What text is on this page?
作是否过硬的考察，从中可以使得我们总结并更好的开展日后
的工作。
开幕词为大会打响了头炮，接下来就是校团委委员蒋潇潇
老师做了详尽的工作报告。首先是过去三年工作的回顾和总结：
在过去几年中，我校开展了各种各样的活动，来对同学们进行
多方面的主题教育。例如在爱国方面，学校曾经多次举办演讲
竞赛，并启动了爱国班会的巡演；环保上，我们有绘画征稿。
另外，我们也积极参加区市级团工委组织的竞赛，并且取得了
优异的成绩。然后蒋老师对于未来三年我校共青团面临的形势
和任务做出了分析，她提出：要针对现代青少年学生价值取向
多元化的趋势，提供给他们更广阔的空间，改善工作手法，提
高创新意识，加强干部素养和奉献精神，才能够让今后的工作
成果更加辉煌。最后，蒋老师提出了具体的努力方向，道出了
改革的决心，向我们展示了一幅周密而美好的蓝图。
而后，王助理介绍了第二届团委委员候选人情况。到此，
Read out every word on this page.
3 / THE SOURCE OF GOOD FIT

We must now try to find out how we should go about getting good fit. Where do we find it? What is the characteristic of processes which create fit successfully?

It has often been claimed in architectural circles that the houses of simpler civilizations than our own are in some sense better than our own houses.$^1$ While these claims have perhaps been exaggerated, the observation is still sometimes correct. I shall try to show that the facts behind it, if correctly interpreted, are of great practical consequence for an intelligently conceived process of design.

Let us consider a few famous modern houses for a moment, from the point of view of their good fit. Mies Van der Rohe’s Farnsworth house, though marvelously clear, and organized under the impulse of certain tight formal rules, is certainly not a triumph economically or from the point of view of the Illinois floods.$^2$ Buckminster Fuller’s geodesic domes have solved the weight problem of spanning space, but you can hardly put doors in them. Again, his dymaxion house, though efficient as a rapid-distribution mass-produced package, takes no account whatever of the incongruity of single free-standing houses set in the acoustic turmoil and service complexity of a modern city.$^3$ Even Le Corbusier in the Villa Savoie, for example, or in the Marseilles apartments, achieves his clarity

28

• • •

● Written task:
Respond with nothing but the number of lines in the entries that contain the string "page".

● Solution below:
2